◆ Aim of the task ◆
Reproduce the records below exactly as given.

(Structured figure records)
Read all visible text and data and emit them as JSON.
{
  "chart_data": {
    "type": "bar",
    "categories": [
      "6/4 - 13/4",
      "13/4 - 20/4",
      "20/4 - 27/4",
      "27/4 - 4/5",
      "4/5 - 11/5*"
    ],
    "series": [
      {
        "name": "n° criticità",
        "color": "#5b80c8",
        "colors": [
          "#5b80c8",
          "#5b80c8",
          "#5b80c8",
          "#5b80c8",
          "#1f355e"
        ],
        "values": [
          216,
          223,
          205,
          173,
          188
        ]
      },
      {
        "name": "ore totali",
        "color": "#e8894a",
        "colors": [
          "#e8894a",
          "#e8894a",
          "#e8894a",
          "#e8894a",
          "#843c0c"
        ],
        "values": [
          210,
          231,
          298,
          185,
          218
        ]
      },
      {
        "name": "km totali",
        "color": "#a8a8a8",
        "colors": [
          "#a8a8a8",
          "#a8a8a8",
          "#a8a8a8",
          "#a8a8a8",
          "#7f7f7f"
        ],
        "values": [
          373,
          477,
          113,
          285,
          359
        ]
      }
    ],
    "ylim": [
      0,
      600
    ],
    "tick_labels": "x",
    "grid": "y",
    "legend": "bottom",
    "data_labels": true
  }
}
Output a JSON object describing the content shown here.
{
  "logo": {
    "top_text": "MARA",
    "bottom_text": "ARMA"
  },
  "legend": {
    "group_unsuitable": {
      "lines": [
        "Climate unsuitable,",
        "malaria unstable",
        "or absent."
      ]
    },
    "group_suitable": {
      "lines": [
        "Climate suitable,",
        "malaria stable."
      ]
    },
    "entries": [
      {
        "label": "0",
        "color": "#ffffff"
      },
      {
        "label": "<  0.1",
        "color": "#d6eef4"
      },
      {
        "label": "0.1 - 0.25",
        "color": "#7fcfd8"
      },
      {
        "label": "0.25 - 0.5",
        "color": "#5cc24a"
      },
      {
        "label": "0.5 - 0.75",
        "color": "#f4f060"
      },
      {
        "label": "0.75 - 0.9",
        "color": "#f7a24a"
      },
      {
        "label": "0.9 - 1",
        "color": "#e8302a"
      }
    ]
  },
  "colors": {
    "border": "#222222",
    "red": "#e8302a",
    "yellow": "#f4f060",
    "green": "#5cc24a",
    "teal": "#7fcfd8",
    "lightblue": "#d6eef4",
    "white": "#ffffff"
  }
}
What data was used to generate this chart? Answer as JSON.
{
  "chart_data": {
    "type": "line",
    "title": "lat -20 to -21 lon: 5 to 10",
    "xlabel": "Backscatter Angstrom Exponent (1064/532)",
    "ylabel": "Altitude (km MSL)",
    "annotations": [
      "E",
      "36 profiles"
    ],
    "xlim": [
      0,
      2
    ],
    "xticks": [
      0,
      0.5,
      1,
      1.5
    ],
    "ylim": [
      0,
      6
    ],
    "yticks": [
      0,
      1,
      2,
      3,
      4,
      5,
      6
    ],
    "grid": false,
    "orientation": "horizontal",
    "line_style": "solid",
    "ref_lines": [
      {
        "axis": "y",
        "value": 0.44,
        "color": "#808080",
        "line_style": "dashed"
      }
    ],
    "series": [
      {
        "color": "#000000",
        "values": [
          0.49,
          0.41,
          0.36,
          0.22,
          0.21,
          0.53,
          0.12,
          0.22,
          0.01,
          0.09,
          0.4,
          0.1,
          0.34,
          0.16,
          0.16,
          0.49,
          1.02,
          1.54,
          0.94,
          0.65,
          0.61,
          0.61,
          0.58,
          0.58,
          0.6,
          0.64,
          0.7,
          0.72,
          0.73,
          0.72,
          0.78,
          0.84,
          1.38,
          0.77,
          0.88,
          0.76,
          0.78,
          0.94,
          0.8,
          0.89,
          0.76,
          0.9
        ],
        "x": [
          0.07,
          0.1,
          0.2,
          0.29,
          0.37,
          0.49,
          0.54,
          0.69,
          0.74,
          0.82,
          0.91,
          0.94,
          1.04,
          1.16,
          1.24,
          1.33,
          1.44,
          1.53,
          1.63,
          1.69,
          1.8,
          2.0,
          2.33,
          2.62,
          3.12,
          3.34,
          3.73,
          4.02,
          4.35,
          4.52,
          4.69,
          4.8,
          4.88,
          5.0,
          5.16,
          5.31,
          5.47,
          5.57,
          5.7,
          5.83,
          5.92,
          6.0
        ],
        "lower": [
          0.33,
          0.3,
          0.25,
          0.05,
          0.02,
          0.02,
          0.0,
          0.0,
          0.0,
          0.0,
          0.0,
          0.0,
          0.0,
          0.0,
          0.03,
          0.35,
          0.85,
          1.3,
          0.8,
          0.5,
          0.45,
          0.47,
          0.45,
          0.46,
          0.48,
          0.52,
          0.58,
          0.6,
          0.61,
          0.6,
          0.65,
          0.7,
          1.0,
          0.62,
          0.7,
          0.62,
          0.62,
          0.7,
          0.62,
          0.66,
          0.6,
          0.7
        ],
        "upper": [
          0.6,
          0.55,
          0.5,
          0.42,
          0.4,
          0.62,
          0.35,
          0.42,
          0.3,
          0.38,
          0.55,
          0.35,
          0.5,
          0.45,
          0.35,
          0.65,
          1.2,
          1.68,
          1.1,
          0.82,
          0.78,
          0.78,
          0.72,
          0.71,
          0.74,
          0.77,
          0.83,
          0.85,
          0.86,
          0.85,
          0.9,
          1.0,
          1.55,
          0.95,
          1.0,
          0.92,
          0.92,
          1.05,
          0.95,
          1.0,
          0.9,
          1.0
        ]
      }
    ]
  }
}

◆ Solution to this problem ◆
Read all visible text and data and emit them as JSON.
{
  "chart_data": {
    "type": "bar",
    "categories": [
      "6/4 - 13/4",
      "13/4 - 20/4",
      "20/4 - 27/4",
      "27/4 - 4/5",
      "4/5 - 11/5*"
    ],
    "series": [
      {
        "name": "n° criticità",
        "color": "#5b80c8",
        "colors": [
          "#5b80c8",
          "#5b80c8",
          "#5b80c8",
          "#5b80c8",
          "#1f355e"
        ],
        "values": [
          216,
          223,
          205,
          173,
          188
        ]
      },
      {
        "name": "ore totali",
        "color": "#e8894a",
        "colors": [
          "#e8894a",
          "#e8894a",
          "#e8894a",
          "#e8894a",
          "#843c0c"
        ],
        "values": [
          210,
          231,
          298,
          185,
          218
        ]
      },
      {
        "name": "km totali",
        "color": "#a8a8a8",
        "colors": [
          "#a8a8a8",
          "#a8a8a8",
          "#a8a8a8",
          "#a8a8a8",
          "#7f7f7f"
        ],
        "values": [
          373,
          477,
          113,
          285,
          359
        ]
      }
    ],
    "ylim": [
      0,
      600
    ],
    "tick_labels": "x",
    "grid": "y",
    "legend": "bottom",
    "data_labels": true
  }
}
Output a JSON object describing the content shown here.
{
  "logo": {
    "top_text": "MARA",
    "bottom_text": "ARMA"
  },
  "legend": {
    "group_unsuitable": {
      "lines": [
        "Climate unsuitable,",
        "malaria unstable",
        "or absent."
      ]
    },
    "group_suitable": {
      "lines": [
        "Climate suitable,",
        "malaria stable."
      ]
    },
    "entries": [
      {
        "label": "0",
        "color": "#ffffff"
      },
      {
        "label": "<  0.1",
        "color": "#d6eef4"
      },
      {
        "label": "0.1 - 0.25",
        "color": "#7fcfd8"
      },
      {
        "label": "0.25 - 0.5",
        "color": "#5cc24a"
      },
      {
        "label": "0.5 - 0.75",
        "color": "#f4f060"
      },
      {
        "label": "0.75 - 0.9",
        "color": "#f7a24a"
      },
      {
        "label": "0.9 - 1",
        "color": "#e8302a"
      }
    ]
  },
  "colors": {
    "border": "#222222",
    "red": "#e8302a",
    "yellow": "#f4f060",
    "green": "#5cc24a",
    "teal": "#7fcfd8",
    "lightblue": "#d6eef4",
    "white": "#ffffff"
  }
}
What data was used to generate this chart? Answer as JSON.
{
  "chart_data": {
    "type": "line",
    "title": "lat -20 to -21 lon: 5 to 10",
    "xlabel": "Backscatter Angstrom Exponent (1064/532)",
    "ylabel": "Altitude (km MSL)",
    "annotations": [
      "E",
      "36 profiles"
    ],
    "xlim": [
      0,
      2
    ],
    "xticks": [
      0,
      0.5,
      1,
      1.5
    ],
    "ylim": [
      0,
      6
    ],
    "yticks": [
      0,
      1,
      2,
      3,
      4,
      5,
      6
    ],
    "grid": false,
    "orientation": "horizontal",
    "line_style": "solid",
    "ref_lines": [
      {
        "axis": "y",
        "value": 0.44,
        "color": "#808080",
        "line_style": "dashed"
      }
    ],
    "series": [
      {
        "color": "#000000",
        "values": [
          0.49,
          0.41,
          0.36,
          0.22,
          0.21,
          0.53,
          0.12,
          0.22,
          0.01,
          0.09,
          0.4,
          0.1,
          0.34,
          0.16,
          0.16,
          0.49,
          1.02,
          1.54,
          0.94,
          0.65,
          0.61,
          0.61,
          0.58,
          0.58,
          0.6,
          0.64,
          0.7,
          0.72,
          0.73,
          0.72,
          0.78,
          0.84,
          1.38,
          0.77,
          0.88,
          0.76,
          0.78,
          0.94,
          0.8,
          0.89,
          0.76,
          0.9
        ],
        "x": [
          0.07,
          0.1,
          0.2,
          0.29,
          0.37,
          0.49,
          0.54,
          0.69,
          0.74,
          0.82,
          0.91,
          0.94,
          1.04,
          1.16,
          1.24,
          1.33,
          1.44,
          1.53,
          1.63,
          1.69,
          1.8,
          2.0,
          2.33,
          2.62,
          3.12,
          3.34,
          3.73,
          4.02,
          4.35,
          4.52,
          4.69,
          4.8,
          4.88,
          5.0,
          5.16,
          5.31,
          5.47,
          5.57,
          5.7,
          5.83,
          5.92,
          6.0
        ],
        "lower": [
          0.33,
          0.3,
          0.25,
          0.05,
          0.02,
          0.02,
          0.0,
          0.0,
          0.0,
          0.0,
          0.0,
          0.0,
          0.0,
          0.0,
          0.03,
          0.35,
          0.85,
          1.3,
          0.8,
          0.5,
          0.45,
          0.47,
          0.45,
          0.46,
          0.48,
          0.52,
          0.58,
          0.6,
          0.61,
          0.6,
          0.65,
          0.7,
          1.0,
          0.62,
          0.7,
          0.62,
          0.62,
          0.7,
          0.62,
          0.66,
          0.6,
          0.7
        ],
        "upper": [
          0.6,
          0.55,
          0.5,
          0.42,
          0.4,
          0.62,
          0.35,
          0.42,
          0.3,
          0.38,
          0.55,
          0.35,
          0.5,
          0.45,
          0.35,
          0.65,
          1.2,
          1.68,
          1.1,
          0.82,
          0.78,
          0.78,
          0.72,
          0.71,
          0.74,
          0.77,
          0.83,
          0.85,
          0.86,
          0.85,
          0.9,
          1.0,
          1.55,
          0.95,
          1.0,
          0.92,
          0.92,
          1.05,
          0.95,
          1.0,
          0.9,
          1.0
        ]
      }
    ]
  }
}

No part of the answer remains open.